**Given task:** Keep only the lines that hold the string "this", filtering out the rest of the entries below.

[Source data]
+++

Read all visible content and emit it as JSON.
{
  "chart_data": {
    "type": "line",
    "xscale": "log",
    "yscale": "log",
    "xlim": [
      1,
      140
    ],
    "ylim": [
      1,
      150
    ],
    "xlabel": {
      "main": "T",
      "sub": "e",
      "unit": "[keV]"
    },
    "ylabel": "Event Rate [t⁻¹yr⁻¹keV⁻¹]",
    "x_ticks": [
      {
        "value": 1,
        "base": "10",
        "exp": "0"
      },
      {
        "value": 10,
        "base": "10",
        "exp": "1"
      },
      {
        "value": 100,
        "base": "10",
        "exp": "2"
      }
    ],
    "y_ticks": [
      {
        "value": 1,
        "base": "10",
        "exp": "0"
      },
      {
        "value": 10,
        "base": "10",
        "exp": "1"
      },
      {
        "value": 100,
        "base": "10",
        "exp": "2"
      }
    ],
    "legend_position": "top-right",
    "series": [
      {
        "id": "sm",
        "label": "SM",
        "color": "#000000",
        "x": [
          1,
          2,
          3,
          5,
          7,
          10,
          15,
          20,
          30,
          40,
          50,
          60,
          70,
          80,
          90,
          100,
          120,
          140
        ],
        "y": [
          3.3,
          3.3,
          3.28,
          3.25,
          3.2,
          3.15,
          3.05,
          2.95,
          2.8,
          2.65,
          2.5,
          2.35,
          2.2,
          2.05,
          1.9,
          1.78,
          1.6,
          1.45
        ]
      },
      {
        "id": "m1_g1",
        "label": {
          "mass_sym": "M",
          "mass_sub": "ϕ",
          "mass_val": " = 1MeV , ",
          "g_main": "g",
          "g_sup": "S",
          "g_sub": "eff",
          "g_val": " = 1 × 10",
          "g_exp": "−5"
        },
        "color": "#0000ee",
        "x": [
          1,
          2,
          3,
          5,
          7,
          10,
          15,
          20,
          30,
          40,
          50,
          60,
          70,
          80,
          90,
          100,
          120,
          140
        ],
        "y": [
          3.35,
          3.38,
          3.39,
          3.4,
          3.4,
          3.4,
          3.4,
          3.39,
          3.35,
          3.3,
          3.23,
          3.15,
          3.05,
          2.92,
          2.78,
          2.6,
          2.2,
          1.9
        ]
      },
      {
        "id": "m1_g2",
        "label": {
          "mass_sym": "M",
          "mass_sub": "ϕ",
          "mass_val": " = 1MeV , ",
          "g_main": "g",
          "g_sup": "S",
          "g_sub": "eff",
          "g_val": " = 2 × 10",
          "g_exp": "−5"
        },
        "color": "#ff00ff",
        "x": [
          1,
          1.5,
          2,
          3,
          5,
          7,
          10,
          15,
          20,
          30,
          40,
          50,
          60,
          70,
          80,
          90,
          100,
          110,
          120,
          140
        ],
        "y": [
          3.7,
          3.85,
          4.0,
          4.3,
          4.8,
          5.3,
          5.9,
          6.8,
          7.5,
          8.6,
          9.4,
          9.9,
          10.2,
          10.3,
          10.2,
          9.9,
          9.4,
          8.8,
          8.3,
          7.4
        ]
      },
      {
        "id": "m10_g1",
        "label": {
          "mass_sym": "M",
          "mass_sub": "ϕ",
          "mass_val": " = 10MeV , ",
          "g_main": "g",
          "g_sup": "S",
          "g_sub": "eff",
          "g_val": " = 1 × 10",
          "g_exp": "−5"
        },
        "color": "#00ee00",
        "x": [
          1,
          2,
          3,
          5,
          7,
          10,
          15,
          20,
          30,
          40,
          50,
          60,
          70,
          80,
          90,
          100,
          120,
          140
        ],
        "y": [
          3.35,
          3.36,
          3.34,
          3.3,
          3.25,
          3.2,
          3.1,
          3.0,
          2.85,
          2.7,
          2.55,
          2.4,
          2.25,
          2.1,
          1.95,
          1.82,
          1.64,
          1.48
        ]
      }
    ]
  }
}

+++

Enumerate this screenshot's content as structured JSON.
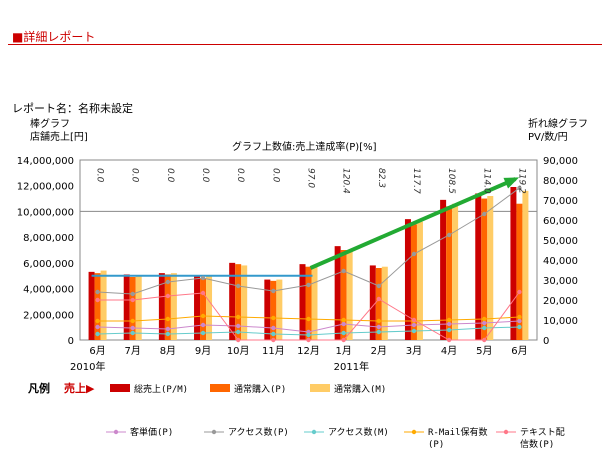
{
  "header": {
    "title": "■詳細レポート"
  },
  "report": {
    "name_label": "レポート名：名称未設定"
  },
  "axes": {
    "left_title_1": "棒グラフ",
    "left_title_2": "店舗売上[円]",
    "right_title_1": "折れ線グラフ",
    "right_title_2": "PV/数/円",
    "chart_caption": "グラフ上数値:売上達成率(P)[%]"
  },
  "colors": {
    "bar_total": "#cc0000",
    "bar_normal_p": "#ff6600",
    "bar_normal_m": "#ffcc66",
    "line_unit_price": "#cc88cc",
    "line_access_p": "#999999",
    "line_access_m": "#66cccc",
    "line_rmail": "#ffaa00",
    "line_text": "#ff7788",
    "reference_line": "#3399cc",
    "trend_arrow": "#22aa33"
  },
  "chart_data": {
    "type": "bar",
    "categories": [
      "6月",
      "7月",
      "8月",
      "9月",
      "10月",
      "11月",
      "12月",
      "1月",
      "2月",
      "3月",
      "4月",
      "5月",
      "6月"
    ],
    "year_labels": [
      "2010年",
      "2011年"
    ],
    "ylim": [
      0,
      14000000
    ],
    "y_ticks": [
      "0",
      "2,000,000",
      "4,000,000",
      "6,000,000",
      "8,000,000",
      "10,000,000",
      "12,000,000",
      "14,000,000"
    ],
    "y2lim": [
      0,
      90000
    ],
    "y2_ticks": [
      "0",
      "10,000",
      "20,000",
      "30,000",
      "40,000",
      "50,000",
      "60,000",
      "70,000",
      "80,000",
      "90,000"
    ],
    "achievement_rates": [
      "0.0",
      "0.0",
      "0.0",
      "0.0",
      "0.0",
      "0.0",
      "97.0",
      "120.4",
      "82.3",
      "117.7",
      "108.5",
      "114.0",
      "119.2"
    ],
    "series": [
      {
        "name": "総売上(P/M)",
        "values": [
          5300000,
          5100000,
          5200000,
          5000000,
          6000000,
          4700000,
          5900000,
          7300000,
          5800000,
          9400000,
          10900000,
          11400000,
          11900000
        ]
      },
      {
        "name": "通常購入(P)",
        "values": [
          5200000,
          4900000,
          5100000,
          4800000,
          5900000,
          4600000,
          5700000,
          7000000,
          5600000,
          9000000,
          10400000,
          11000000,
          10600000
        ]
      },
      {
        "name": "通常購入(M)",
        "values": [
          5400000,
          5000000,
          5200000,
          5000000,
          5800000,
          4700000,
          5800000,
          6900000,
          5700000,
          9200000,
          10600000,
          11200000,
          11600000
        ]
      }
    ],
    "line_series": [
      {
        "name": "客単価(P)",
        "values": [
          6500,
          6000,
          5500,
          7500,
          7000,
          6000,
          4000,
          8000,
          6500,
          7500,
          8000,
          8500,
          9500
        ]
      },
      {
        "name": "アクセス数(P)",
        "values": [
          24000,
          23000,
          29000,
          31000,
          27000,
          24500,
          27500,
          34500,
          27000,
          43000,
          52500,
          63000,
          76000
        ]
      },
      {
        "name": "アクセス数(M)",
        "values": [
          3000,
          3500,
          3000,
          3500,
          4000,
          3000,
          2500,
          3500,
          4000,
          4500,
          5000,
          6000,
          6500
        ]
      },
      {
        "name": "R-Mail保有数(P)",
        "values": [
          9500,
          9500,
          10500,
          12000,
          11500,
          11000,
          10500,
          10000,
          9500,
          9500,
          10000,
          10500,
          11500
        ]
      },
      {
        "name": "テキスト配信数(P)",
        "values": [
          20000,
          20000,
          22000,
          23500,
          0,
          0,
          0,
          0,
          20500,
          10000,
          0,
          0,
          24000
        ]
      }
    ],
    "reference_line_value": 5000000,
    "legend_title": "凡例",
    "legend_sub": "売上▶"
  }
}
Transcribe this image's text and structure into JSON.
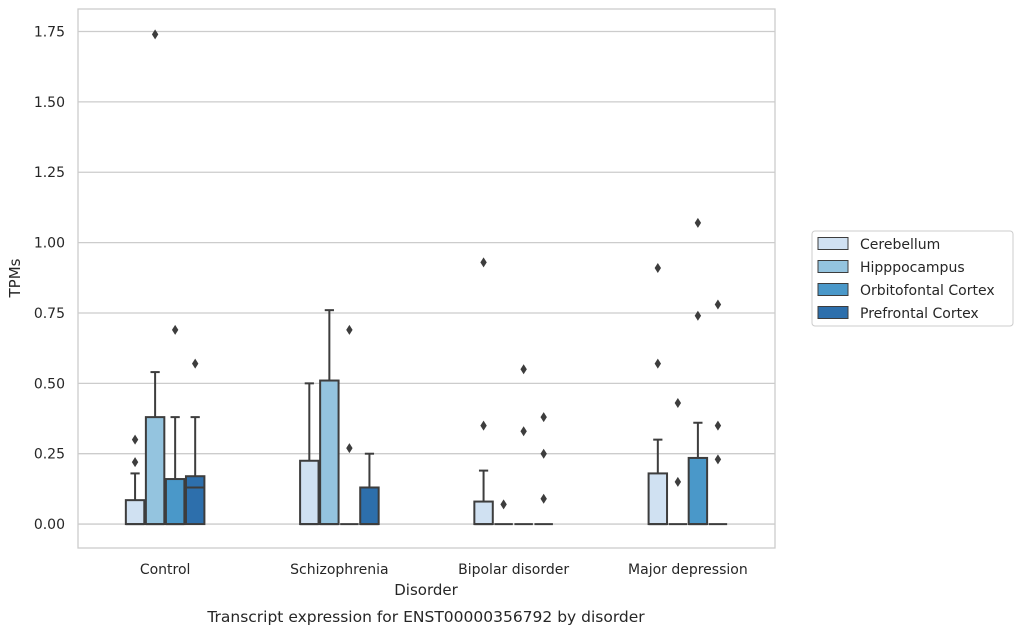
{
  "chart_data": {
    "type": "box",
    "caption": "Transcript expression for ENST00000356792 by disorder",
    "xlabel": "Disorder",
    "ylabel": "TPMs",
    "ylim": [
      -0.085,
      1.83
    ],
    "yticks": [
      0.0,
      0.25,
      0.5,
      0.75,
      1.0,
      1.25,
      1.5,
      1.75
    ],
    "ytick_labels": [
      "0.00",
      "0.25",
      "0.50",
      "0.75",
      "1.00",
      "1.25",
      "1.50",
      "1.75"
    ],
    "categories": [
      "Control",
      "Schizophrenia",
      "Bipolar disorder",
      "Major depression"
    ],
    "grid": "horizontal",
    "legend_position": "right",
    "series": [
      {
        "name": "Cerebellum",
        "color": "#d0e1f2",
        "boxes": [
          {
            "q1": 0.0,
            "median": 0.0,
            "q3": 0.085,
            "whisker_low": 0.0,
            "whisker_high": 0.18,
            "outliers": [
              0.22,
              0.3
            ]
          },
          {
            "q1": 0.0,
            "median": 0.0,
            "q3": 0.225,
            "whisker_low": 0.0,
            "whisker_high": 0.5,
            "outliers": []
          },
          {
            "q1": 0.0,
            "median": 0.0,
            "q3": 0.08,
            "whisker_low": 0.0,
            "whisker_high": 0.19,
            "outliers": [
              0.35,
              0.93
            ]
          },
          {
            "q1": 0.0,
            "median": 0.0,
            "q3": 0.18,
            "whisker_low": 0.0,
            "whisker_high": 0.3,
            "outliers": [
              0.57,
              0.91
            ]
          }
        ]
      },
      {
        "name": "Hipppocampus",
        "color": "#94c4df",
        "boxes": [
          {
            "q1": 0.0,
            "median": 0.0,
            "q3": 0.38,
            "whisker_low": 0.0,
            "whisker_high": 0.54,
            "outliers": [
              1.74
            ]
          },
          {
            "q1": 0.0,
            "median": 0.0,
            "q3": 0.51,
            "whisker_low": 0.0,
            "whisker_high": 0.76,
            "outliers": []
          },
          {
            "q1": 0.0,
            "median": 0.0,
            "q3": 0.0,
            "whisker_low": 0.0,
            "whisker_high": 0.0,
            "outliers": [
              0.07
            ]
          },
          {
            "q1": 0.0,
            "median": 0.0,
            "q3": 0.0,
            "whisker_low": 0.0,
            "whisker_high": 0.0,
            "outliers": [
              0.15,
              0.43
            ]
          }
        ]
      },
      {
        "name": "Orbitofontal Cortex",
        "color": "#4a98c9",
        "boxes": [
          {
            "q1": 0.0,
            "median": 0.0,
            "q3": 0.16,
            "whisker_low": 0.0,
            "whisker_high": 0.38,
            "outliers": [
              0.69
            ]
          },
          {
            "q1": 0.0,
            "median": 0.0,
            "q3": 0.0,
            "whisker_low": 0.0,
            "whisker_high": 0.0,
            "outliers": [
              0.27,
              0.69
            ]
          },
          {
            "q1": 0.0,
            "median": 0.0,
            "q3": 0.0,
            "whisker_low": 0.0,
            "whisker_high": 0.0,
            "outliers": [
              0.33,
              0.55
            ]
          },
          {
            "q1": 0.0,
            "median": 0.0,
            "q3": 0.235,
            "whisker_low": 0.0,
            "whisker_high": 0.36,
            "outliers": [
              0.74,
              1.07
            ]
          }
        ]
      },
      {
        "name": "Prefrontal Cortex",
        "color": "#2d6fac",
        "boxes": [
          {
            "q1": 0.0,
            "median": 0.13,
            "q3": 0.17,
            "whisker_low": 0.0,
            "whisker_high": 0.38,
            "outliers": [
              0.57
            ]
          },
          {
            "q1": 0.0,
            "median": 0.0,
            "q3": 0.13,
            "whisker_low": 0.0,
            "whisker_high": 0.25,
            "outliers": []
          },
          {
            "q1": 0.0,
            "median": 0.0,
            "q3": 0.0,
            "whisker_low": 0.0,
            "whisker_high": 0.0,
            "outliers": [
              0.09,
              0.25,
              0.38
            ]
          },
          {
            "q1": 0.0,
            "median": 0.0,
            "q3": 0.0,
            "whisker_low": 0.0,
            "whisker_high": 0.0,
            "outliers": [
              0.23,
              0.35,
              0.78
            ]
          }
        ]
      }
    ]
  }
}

+++

**Written solution:**
Enumerate this screenshot's content as structured JSON.
Transcribe this image's text and structure into JSON.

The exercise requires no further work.